* _REQUIRED TASK_: The required output is a single number: how many lines of the material contain the string "Periodically".

* _RECORDS TO USE_:

## Start

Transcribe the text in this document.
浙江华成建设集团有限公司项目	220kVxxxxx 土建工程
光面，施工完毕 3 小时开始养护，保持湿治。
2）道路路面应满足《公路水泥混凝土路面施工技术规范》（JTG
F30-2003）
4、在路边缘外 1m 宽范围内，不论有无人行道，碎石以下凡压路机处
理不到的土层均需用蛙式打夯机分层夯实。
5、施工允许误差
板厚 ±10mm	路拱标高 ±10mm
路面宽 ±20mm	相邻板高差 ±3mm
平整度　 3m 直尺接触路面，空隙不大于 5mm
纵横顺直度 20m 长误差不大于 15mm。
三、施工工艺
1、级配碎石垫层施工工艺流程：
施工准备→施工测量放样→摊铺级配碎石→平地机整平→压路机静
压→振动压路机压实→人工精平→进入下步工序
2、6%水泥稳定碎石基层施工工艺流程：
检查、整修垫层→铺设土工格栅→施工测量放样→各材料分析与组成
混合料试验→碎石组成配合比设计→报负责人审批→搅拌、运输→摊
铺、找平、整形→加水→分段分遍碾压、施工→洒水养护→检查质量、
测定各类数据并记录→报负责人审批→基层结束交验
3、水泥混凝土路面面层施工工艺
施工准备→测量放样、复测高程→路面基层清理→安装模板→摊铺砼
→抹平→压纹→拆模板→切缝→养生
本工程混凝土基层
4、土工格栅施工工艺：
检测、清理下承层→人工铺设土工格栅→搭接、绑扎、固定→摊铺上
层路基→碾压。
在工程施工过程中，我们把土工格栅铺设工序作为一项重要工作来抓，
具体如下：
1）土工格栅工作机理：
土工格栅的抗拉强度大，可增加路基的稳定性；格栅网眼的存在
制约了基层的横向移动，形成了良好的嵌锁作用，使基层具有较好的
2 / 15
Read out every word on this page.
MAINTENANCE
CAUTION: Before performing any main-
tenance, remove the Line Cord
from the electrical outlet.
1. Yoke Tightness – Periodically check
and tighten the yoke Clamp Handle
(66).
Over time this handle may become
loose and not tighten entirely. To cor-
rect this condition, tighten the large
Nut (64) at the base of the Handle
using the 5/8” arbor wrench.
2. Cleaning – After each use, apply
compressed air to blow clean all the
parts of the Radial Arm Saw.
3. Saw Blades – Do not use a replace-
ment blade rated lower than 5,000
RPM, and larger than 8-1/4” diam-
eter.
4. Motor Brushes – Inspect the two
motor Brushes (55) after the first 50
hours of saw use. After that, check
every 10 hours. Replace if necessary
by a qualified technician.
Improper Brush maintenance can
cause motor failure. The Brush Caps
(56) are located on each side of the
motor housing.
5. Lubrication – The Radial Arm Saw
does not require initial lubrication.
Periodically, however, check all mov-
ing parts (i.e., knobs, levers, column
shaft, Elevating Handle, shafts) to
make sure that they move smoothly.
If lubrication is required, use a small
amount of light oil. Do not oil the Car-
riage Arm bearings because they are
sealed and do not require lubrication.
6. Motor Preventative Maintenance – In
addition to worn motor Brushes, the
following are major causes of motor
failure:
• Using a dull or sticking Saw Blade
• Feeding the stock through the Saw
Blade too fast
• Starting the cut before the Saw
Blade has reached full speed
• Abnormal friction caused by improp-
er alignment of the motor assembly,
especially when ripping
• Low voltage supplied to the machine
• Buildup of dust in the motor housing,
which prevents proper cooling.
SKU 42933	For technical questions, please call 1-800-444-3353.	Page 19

## End

* _EXERCISE ANSWER_: 2